Saved data entries.
----------

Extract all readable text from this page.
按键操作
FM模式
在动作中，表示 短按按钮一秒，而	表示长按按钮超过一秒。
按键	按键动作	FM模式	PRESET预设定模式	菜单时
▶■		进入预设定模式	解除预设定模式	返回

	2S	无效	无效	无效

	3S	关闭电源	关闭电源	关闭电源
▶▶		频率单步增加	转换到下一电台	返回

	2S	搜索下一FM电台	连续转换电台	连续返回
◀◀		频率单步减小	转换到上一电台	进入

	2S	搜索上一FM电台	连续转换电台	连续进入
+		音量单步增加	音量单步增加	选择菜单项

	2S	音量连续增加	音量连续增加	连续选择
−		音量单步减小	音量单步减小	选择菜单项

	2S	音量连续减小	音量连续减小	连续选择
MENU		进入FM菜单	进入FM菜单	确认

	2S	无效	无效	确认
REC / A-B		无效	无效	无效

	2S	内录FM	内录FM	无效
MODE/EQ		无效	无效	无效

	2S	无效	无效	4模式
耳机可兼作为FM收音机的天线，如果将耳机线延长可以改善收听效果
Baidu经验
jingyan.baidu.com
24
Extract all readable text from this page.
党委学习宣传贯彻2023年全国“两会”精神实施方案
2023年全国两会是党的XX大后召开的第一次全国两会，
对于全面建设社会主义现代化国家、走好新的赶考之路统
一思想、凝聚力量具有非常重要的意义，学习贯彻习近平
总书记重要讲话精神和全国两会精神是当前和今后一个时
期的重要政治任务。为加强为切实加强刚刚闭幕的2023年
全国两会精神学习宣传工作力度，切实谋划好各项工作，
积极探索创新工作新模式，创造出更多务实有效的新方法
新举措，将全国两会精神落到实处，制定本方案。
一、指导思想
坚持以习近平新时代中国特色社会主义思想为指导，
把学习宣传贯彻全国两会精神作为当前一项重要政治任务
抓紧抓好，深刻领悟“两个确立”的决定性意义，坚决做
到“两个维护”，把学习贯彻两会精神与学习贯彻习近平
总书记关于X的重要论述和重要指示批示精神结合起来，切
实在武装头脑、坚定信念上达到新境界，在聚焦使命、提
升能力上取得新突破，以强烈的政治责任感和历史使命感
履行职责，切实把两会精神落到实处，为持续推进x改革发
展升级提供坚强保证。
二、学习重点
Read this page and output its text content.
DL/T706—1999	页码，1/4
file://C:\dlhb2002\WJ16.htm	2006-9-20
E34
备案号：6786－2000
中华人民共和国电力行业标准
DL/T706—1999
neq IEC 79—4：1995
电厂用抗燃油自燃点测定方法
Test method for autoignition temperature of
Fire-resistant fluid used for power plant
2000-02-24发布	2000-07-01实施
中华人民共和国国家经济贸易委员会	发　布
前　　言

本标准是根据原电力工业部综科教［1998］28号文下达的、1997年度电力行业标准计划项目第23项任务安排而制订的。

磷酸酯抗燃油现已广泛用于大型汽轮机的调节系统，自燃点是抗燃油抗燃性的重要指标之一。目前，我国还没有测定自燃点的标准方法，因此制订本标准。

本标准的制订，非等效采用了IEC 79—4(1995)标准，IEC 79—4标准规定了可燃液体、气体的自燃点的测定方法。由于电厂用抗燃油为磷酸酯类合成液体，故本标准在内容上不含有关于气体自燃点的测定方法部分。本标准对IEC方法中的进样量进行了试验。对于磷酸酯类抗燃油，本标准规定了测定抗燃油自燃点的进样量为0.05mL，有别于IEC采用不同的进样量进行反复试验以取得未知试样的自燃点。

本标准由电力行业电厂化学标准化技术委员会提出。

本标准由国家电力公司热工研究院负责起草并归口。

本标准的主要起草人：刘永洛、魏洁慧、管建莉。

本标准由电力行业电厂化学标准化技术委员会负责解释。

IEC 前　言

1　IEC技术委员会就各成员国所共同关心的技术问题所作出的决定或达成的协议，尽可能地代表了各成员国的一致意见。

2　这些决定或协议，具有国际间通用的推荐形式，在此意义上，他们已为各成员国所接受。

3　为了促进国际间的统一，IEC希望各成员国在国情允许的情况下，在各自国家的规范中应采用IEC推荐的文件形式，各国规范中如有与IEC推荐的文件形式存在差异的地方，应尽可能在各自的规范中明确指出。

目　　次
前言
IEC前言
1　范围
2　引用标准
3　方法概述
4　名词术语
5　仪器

----------

Your objective. Your task is to repeat every entry exactly.

The output.
Extract all readable text from this page.
按键操作
FM模式
在动作中，表示 短按按钮一秒，而	表示长按按钮超过一秒。
按键	按键动作	FM模式	PRESET预设定模式	菜单时
▶■		进入预设定模式	解除预设定模式	返回

	2S	无效	无效	无效

	3S	关闭电源	关闭电源	关闭电源
▶▶		频率单步增加	转换到下一电台	返回

	2S	搜索下一FM电台	连续转换电台	连续返回
◀◀		频率单步减小	转换到上一电台	进入

	2S	搜索上一FM电台	连续转换电台	连续进入
+		音量单步增加	音量单步增加	选择菜单项

	2S	音量连续增加	音量连续增加	连续选择
−		音量单步减小	音量单步减小	选择菜单项

	2S	音量连续减小	音量连续减小	连续选择
MENU		进入FM菜单	进入FM菜单	确认

	2S	无效	无效	确认
REC / A-B		无效	无效	无效

	2S	内录FM	内录FM	无效
MODE/EQ		无效	无效	无效

	2S	无效	无效	4模式
耳机可兼作为FM收音机的天线，如果将耳机线延长可以改善收听效果
Baidu经验
jingyan.baidu.com
24
Extract all readable text from this page.
党委学习宣传贯彻2023年全国“两会”精神实施方案
2023年全国两会是党的XX大后召开的第一次全国两会，
对于全面建设社会主义现代化国家、走好新的赶考之路统
一思想、凝聚力量具有非常重要的意义，学习贯彻习近平
总书记重要讲话精神和全国两会精神是当前和今后一个时
期的重要政治任务。为加强为切实加强刚刚闭幕的2023年
全国两会精神学习宣传工作力度，切实谋划好各项工作，
积极探索创新工作新模式，创造出更多务实有效的新方法
新举措，将全国两会精神落到实处，制定本方案。
一、指导思想
坚持以习近平新时代中国特色社会主义思想为指导，
把学习宣传贯彻全国两会精神作为当前一项重要政治任务
抓紧抓好，深刻领悟“两个确立”的决定性意义，坚决做
到“两个维护”，把学习贯彻两会精神与学习贯彻习近平
总书记关于X的重要论述和重要指示批示精神结合起来，切
实在武装头脑、坚定信念上达到新境界，在聚焦使命、提
升能力上取得新突破，以强烈的政治责任感和历史使命感
履行职责，切实把两会精神落到实处，为持续推进x改革发
展升级提供坚强保证。
二、学习重点
Read this page and output its text content.
DL/T706—1999	页码，1/4
file://C:\dlhb2002\WJ16.htm	2006-9-20
E34
备案号：6786－2000
中华人民共和国电力行业标准
DL/T706—1999
neq IEC 79—4：1995
电厂用抗燃油自燃点测定方法
Test method for autoignition temperature of
Fire-resistant fluid used for power plant
2000-02-24发布	2000-07-01实施
中华人民共和国国家经济贸易委员会	发　布
前　　言

本标准是根据原电力工业部综科教［1998］28号文下达的、1997年度电力行业标准计划项目第23项任务安排而制订的。

磷酸酯抗燃油现已广泛用于大型汽轮机的调节系统，自燃点是抗燃油抗燃性的重要指标之一。目前，我国还没有测定自燃点的标准方法，因此制订本标准。

本标准的制订，非等效采用了IEC 79—4(1995)标准，IEC 79—4标准规定了可燃液体、气体的自燃点的测定方法。由于电厂用抗燃油为磷酸酯类合成液体，故本标准在内容上不含有关于气体自燃点的测定方法部分。本标准对IEC方法中的进样量进行了试验。对于磷酸酯类抗燃油，本标准规定了测定抗燃油自燃点的进样量为0.05mL，有别于IEC采用不同的进样量进行反复试验以取得未知试样的自燃点。

本标准由电力行业电厂化学标准化技术委员会提出。

本标准由国家电力公司热工研究院负责起草并归口。

本标准的主要起草人：刘永洛、魏洁慧、管建莉。

本标准由电力行业电厂化学标准化技术委员会负责解释。

IEC 前　言

1　IEC技术委员会就各成员国所共同关心的技术问题所作出的决定或达成的协议，尽可能地代表了各成员国的一致意见。

2　这些决定或协议，具有国际间通用的推荐形式，在此意义上，他们已为各成员国所接受。

3　为了促进国际间的统一，IEC希望各成员国在国情允许的情况下，在各自国家的规范中应采用IEC推荐的文件形式，各国规范中如有与IEC推荐的文件形式存在差异的地方，应尽可能在各自的规范中明确指出。

目　　次
前言
IEC前言
1　范围
2　引用标准
3　方法概述
4　名词术语
5　仪器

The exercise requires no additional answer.